GOAL OF THE EXERCISE ::
Reproduce each row from the one containing "data-point <box>729 367 739 377</box>" down through the one containing "data-point <box>890 99 900 109</box>", both included, without altering a single character.

PROVIDED INFORMATION ::

• • •

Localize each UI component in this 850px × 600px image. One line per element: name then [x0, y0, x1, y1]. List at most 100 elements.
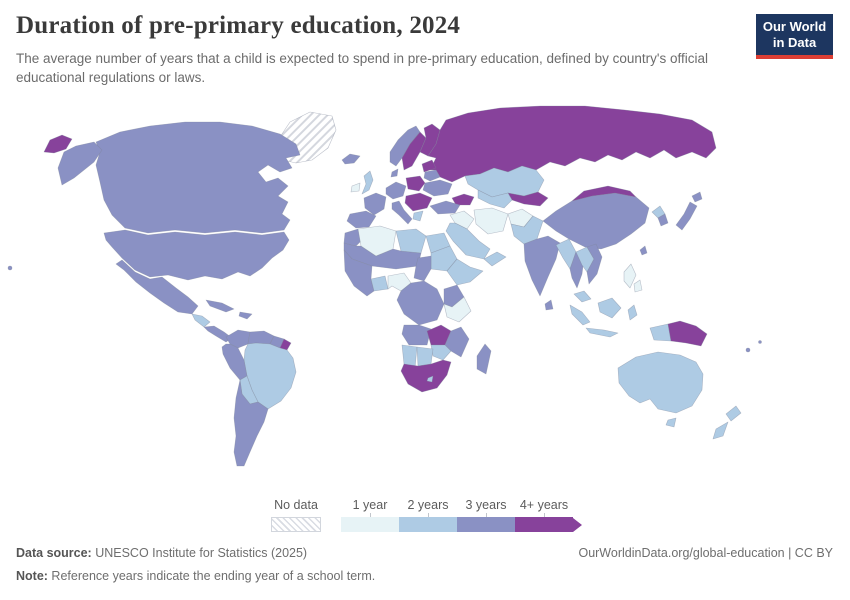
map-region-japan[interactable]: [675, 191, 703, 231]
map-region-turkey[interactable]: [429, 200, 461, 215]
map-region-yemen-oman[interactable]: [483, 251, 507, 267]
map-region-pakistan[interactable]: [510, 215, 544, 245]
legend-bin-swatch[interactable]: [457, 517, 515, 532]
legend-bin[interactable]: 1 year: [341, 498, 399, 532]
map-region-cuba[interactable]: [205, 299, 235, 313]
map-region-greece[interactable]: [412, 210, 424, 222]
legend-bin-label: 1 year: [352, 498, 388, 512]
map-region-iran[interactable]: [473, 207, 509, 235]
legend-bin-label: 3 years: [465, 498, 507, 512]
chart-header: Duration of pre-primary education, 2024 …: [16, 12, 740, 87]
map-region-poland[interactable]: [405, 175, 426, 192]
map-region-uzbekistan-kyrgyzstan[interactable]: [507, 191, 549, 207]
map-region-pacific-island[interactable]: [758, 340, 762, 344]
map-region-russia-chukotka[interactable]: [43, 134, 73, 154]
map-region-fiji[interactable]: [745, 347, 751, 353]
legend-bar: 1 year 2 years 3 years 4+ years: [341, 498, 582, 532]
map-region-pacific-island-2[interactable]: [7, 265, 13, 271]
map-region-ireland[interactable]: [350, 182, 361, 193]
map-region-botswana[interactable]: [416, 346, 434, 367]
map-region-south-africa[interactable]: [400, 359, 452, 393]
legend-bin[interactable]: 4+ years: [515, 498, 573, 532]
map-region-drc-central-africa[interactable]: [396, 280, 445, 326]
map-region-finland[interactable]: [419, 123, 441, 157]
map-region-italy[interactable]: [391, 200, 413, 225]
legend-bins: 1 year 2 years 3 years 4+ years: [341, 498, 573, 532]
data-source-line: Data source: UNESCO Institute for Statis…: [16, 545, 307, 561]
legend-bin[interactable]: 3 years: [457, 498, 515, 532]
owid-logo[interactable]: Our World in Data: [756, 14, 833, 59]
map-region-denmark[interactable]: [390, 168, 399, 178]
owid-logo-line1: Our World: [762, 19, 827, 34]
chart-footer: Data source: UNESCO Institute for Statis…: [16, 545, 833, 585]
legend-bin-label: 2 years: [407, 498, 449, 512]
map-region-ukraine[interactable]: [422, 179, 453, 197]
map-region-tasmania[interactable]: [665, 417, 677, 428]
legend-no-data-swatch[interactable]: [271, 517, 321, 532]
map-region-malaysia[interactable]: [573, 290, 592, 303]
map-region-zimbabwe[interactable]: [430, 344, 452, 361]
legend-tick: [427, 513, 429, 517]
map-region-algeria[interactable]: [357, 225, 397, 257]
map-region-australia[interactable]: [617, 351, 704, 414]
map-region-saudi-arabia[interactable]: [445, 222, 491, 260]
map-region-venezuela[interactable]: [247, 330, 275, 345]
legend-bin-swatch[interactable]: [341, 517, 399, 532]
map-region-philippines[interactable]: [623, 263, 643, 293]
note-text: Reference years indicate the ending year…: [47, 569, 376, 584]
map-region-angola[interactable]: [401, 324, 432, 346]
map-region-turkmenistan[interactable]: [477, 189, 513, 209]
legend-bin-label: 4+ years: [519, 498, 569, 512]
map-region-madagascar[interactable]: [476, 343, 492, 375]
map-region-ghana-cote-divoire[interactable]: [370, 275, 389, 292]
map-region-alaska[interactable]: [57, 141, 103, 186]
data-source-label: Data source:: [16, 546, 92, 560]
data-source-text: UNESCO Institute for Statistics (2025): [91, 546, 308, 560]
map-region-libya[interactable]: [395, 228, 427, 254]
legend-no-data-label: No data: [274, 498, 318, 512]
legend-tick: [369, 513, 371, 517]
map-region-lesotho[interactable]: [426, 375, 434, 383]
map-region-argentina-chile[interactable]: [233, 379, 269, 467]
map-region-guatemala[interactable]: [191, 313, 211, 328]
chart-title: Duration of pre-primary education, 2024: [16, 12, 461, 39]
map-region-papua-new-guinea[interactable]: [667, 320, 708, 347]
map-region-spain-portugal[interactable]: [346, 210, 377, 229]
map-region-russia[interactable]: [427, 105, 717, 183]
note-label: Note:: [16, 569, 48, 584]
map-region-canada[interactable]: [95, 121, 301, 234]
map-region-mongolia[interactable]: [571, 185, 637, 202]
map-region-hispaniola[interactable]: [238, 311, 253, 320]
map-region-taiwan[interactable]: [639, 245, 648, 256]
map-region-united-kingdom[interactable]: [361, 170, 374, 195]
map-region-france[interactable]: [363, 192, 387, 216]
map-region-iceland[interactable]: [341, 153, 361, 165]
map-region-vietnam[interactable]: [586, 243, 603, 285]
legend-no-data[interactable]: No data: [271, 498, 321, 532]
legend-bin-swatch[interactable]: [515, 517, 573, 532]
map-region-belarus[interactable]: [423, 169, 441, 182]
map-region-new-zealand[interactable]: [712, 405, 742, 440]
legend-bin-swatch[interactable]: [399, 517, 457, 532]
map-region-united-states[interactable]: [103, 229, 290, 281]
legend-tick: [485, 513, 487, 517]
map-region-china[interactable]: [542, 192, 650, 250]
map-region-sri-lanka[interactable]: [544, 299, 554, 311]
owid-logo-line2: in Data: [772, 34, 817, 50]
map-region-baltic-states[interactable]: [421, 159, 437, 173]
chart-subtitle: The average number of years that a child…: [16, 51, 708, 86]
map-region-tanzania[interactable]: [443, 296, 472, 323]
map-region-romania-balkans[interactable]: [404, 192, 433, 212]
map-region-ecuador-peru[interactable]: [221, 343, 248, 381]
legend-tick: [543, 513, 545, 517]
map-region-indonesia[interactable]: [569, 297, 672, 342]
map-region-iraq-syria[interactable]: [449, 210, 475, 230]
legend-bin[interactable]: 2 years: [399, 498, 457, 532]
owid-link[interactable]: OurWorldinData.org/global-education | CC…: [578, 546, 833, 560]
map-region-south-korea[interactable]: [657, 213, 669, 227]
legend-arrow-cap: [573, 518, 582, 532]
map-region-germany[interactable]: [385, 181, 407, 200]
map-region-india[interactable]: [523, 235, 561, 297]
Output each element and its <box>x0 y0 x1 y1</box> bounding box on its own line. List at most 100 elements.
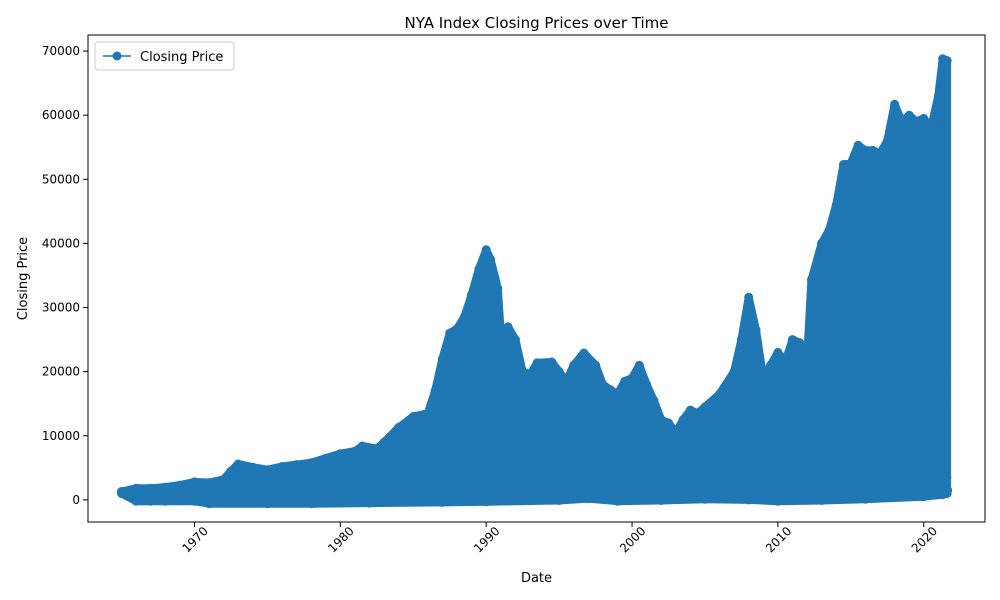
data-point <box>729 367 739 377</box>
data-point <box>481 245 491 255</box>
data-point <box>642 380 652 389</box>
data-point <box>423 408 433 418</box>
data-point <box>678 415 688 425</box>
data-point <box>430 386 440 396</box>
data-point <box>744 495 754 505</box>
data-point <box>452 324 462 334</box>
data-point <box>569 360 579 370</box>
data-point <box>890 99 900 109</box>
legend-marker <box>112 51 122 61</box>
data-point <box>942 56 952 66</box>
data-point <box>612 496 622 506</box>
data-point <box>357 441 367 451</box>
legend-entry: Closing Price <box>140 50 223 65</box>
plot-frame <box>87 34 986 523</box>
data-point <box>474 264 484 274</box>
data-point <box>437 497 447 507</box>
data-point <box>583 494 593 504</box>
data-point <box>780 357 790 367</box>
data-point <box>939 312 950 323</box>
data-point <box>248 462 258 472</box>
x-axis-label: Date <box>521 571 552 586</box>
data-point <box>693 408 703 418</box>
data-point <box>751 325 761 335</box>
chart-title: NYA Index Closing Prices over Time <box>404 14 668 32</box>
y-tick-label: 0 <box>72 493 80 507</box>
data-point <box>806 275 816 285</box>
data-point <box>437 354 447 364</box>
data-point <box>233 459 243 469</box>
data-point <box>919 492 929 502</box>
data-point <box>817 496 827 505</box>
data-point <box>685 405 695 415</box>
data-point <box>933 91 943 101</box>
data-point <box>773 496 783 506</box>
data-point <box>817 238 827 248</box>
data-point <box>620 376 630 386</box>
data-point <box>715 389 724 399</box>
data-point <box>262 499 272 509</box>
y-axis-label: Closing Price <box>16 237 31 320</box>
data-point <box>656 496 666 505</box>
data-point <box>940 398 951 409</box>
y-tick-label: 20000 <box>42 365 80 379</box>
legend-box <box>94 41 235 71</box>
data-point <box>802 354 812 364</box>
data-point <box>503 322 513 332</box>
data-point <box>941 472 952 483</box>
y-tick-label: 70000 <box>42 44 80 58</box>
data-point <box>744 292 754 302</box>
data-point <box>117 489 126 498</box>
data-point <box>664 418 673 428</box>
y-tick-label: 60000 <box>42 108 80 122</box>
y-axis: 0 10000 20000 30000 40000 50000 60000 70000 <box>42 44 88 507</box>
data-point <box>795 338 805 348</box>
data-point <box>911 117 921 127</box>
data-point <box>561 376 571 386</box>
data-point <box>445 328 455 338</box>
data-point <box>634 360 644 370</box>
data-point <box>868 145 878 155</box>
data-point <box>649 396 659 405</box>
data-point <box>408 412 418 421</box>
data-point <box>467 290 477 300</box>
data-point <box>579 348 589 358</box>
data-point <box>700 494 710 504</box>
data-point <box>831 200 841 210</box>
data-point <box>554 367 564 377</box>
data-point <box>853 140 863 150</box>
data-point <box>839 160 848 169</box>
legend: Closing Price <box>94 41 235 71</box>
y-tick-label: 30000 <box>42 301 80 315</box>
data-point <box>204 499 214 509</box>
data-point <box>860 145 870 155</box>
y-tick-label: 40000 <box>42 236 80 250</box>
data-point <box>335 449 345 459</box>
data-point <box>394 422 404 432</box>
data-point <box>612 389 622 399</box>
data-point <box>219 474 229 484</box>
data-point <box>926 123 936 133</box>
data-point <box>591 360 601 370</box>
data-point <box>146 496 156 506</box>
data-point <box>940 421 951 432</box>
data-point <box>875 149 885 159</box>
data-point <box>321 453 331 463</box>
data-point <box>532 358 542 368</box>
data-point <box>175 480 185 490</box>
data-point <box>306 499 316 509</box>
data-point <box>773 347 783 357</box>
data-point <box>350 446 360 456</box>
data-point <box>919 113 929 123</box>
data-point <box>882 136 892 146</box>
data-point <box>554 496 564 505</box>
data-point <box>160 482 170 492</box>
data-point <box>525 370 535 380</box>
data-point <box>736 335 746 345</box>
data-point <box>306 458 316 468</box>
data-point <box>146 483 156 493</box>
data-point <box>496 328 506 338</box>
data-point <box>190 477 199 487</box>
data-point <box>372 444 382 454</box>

• • •

EXERCISE RESPONSE ::
data-point <box>729 367 739 377</box>
data-point <box>481 245 491 255</box>
data-point <box>642 380 652 389</box>
data-point <box>423 408 433 418</box>
data-point <box>678 415 688 425</box>
data-point <box>430 386 440 396</box>
data-point <box>744 495 754 505</box>
data-point <box>452 324 462 334</box>
data-point <box>569 360 579 370</box>
data-point <box>890 99 900 109</box>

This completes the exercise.